======== RECORDS SHOWN

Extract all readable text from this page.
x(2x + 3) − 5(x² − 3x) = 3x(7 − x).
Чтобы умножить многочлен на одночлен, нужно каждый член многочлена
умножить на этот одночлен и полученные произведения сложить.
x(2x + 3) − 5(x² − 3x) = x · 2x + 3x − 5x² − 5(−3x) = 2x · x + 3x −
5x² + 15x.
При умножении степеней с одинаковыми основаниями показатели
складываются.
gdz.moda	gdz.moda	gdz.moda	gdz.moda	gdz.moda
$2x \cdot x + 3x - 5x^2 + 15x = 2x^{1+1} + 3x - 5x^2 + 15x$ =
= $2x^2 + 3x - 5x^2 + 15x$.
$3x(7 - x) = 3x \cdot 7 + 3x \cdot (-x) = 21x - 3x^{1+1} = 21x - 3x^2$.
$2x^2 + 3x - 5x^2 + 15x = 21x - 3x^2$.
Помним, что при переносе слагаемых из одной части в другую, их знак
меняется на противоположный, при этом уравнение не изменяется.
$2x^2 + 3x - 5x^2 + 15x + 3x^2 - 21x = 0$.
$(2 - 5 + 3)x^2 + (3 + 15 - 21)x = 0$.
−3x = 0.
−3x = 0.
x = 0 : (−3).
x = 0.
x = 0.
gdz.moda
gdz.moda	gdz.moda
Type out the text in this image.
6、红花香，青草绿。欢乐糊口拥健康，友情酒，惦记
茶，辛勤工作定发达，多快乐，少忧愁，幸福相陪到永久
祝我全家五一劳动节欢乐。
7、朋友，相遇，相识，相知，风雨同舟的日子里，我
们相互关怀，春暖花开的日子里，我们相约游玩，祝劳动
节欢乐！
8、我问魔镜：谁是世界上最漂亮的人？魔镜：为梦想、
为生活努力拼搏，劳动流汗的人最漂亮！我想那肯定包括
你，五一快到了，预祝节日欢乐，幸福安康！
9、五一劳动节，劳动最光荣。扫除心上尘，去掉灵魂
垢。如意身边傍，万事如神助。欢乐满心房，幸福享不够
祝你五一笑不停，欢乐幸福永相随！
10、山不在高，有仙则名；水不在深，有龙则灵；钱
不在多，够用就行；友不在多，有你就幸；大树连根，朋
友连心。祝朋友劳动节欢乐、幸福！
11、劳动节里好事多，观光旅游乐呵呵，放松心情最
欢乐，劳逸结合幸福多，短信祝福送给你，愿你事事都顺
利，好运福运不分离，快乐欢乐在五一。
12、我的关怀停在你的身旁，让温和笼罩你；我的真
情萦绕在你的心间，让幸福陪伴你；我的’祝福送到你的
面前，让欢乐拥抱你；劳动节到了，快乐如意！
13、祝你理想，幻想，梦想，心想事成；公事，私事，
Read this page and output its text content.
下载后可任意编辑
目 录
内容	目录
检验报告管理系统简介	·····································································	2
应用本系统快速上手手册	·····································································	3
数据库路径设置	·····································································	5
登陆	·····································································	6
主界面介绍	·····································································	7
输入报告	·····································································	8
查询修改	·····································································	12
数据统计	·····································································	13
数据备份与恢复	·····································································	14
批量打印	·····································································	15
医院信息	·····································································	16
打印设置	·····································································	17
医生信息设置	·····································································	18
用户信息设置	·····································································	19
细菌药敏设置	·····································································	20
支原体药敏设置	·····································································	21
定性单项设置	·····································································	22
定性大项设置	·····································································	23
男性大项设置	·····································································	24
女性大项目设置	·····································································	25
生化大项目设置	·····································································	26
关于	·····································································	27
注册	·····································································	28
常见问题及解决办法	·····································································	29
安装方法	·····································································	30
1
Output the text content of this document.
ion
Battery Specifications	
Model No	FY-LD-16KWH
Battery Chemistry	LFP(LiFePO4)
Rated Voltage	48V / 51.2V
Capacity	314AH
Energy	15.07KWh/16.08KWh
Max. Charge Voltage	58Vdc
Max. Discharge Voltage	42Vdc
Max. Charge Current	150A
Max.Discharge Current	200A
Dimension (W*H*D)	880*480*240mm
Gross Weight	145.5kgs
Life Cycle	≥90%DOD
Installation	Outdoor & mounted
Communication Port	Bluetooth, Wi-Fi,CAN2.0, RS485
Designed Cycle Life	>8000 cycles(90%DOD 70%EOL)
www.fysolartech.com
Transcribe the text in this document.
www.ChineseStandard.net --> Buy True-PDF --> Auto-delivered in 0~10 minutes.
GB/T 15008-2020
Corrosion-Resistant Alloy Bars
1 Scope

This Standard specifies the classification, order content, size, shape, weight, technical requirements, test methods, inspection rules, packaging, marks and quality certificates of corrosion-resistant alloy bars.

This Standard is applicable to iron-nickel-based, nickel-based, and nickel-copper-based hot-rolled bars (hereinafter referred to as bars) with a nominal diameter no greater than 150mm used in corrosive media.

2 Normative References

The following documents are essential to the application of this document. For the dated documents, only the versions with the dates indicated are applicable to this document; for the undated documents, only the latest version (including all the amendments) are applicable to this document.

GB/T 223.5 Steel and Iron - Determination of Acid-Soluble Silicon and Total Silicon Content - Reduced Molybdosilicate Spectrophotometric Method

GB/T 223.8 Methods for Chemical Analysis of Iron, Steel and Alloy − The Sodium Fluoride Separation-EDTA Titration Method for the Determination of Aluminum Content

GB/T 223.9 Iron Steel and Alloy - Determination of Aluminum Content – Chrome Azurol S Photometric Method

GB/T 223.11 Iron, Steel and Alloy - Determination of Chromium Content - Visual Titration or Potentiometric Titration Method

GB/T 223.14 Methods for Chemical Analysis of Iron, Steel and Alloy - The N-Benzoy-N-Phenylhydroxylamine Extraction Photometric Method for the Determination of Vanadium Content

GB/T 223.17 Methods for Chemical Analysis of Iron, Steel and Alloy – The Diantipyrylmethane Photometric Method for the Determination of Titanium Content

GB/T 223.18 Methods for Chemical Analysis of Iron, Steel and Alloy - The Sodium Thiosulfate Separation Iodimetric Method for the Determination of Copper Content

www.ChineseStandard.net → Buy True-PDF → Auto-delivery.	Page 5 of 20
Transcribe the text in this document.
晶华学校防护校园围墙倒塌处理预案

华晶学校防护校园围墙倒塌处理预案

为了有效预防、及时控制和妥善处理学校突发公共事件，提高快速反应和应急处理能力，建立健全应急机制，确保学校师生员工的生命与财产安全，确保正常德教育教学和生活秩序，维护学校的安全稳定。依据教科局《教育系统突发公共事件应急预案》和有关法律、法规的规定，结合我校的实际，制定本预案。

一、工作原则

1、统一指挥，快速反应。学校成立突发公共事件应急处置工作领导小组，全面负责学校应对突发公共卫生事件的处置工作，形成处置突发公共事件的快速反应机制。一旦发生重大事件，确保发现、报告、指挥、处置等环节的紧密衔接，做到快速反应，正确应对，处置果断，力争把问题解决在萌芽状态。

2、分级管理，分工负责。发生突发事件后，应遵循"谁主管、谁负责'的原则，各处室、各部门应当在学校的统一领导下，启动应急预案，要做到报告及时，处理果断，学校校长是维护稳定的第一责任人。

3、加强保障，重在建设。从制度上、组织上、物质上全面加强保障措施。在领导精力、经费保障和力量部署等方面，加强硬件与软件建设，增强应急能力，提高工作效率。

================

**WHAT IS REQUIRED**
Return every record above exactly as it appears.

**THE ANSWER**
Extract all readable text from this page.
x(2x + 3) − 5(x² − 3x) = 3x(7 − x).
Чтобы умножить многочлен на одночлен, нужно каждый член многочлена
умножить на этот одночлен и полученные произведения сложить.
x(2x + 3) − 5(x² − 3x) = x · 2x + 3x − 5x² − 5(−3x) = 2x · x + 3x −
5x² + 15x.
При умножении степеней с одинаковыми основаниями показатели
складываются.
gdz.moda	gdz.moda	gdz.moda	gdz.moda	gdz.moda
$2x \cdot x + 3x - 5x^2 + 15x = 2x^{1+1} + 3x - 5x^2 + 15x$ =
= $2x^2 + 3x - 5x^2 + 15x$.
$3x(7 - x) = 3x \cdot 7 + 3x \cdot (-x) = 21x - 3x^{1+1} = 21x - 3x^2$.
$2x^2 + 3x - 5x^2 + 15x = 21x - 3x^2$.
Помним, что при переносе слагаемых из одной части в другую, их знак
меняется на противоположный, при этом уравнение не изменяется.
$2x^2 + 3x - 5x^2 + 15x + 3x^2 - 21x = 0$.
$(2 - 5 + 3)x^2 + (3 + 15 - 21)x = 0$.
−3x = 0.
−3x = 0.
x = 0 : (−3).
x = 0.
x = 0.
gdz.moda
gdz.moda	gdz.moda
Type out the text in this image.
6、红花香，青草绿。欢乐糊口拥健康，友情酒，惦记
茶，辛勤工作定发达，多快乐，少忧愁，幸福相陪到永久
祝我全家五一劳动节欢乐。
7、朋友，相遇，相识，相知，风雨同舟的日子里，我
们相互关怀，春暖花开的日子里，我们相约游玩，祝劳动
节欢乐！
8、我问魔镜：谁是世界上最漂亮的人？魔镜：为梦想、
为生活努力拼搏，劳动流汗的人最漂亮！我想那肯定包括
你，五一快到了，预祝节日欢乐，幸福安康！
9、五一劳动节，劳动最光荣。扫除心上尘，去掉灵魂
垢。如意身边傍，万事如神助。欢乐满心房，幸福享不够
祝你五一笑不停，欢乐幸福永相随！
10、山不在高，有仙则名；水不在深，有龙则灵；钱
不在多，够用就行；友不在多，有你就幸；大树连根，朋
友连心。祝朋友劳动节欢乐、幸福！
11、劳动节里好事多，观光旅游乐呵呵，放松心情最
欢乐，劳逸结合幸福多，短信祝福送给你，愿你事事都顺
利，好运福运不分离，快乐欢乐在五一。
12、我的关怀停在你的身旁，让温和笼罩你；我的真
情萦绕在你的心间，让幸福陪伴你；我的’祝福送到你的
面前，让欢乐拥抱你；劳动节到了，快乐如意！
13、祝你理想，幻想，梦想，心想事成；公事，私事，
Read this page and output its text content.
下载后可任意编辑
目 录
内容	目录
检验报告管理系统简介	·····································································	2
应用本系统快速上手手册	·····································································	3
数据库路径设置	·····································································	5
登陆	·····································································	6
主界面介绍	·····································································	7
输入报告	·····································································	8
查询修改	·····································································	12
数据统计	·····································································	13
数据备份与恢复	·····································································	14
批量打印	·····································································	15
医院信息	·····································································	16
打印设置	·····································································	17
医生信息设置	·····································································	18
用户信息设置	·····································································	19
细菌药敏设置	·····································································	20
支原体药敏设置	·····································································	21
定性单项设置	·····································································	22
定性大项设置	·····································································	23
男性大项设置	·····································································	24
女性大项目设置	·····································································	25
生化大项目设置	·····································································	26
关于	·····································································	27
注册	·····································································	28
常见问题及解决办法	·····································································	29
安装方法	·····································································	30
1
Output the text content of this document.
ion
Battery Specifications	
Model No	FY-LD-16KWH
Battery Chemistry	LFP(LiFePO4)
Rated Voltage	48V / 51.2V
Capacity	314AH
Energy	15.07KWh/16.08KWh
Max. Charge Voltage	58Vdc
Max. Discharge Voltage	42Vdc
Max. Charge Current	150A
Max.Discharge Current	200A
Dimension (W*H*D)	880*480*240mm
Gross Weight	145.5kgs
Life Cycle	≥90%DOD
Installation	Outdoor & mounted
Communication Port	Bluetooth, Wi-Fi,CAN2.0, RS485
Designed Cycle Life	>8000 cycles(90%DOD 70%EOL)
www.fysolartech.com
Transcribe the text in this document.
www.ChineseStandard.net --> Buy True-PDF --> Auto-delivered in 0~10 minutes.
GB/T 15008-2020
Corrosion-Resistant Alloy Bars
1 Scope

This Standard specifies the classification, order content, size, shape, weight, technical requirements, test methods, inspection rules, packaging, marks and quality certificates of corrosion-resistant alloy bars.

This Standard is applicable to iron-nickel-based, nickel-based, and nickel-copper-based hot-rolled bars (hereinafter referred to as bars) with a nominal diameter no greater than 150mm used in corrosive media.

2 Normative References

The following documents are essential to the application of this document. For the dated documents, only the versions with the dates indicated are applicable to this document; for the undated documents, only the latest version (including all the amendments) are applicable to this document.

GB/T 223.5 Steel and Iron - Determination of Acid-Soluble Silicon and Total Silicon Content - Reduced Molybdosilicate Spectrophotometric Method

GB/T 223.8 Methods for Chemical Analysis of Iron, Steel and Alloy − The Sodium Fluoride Separation-EDTA Titration Method for the Determination of Aluminum Content

GB/T 223.9 Iron Steel and Alloy - Determination of Aluminum Content – Chrome Azurol S Photometric Method

GB/T 223.11 Iron, Steel and Alloy - Determination of Chromium Content - Visual Titration or Potentiometric Titration Method

GB/T 223.14 Methods for Chemical Analysis of Iron, Steel and Alloy - The N-Benzoy-N-Phenylhydroxylamine Extraction Photometric Method for the Determination of Vanadium Content

GB/T 223.17 Methods for Chemical Analysis of Iron, Steel and Alloy – The Diantipyrylmethane Photometric Method for the Determination of Titanium Content

GB/T 223.18 Methods for Chemical Analysis of Iron, Steel and Alloy - The Sodium Thiosulfate Separation Iodimetric Method for the Determination of Copper Content

www.ChineseStandard.net → Buy True-PDF → Auto-delivery.	Page 5 of 20
Transcribe the text in this document.
晶华学校防护校园围墙倒塌处理预案

华晶学校防护校园围墙倒塌处理预案

为了有效预防、及时控制和妥善处理学校突发公共事件，提高快速反应和应急处理能力，建立健全应急机制，确保学校师生员工的生命与财产安全，确保正常德教育教学和生活秩序，维护学校的安全稳定。依据教科局《教育系统突发公共事件应急预案》和有关法律、法规的规定，结合我校的实际，制定本预案。

一、工作原则

1、统一指挥，快速反应。学校成立突发公共事件应急处置工作领导小组，全面负责学校应对突发公共卫生事件的处置工作，形成处置突发公共事件的快速反应机制。一旦发生重大事件，确保发现、报告、指挥、处置等环节的紧密衔接，做到快速反应，正确应对，处置果断，力争把问题解决在萌芽状态。

2、分级管理，分工负责。发生突发事件后，应遵循"谁主管、谁负责'的原则，各处室、各部门应当在学校的统一领导下，启动应急预案，要做到报告及时，处理果断，学校校长是维护稳定的第一责任人。

3、加强保障，重在建设。从制度上、组织上、物质上全面加强保障措施。在领导精力、经费保障和力量部署等方面，加强硬件与软件建设，增强应急能力，提高工作效率。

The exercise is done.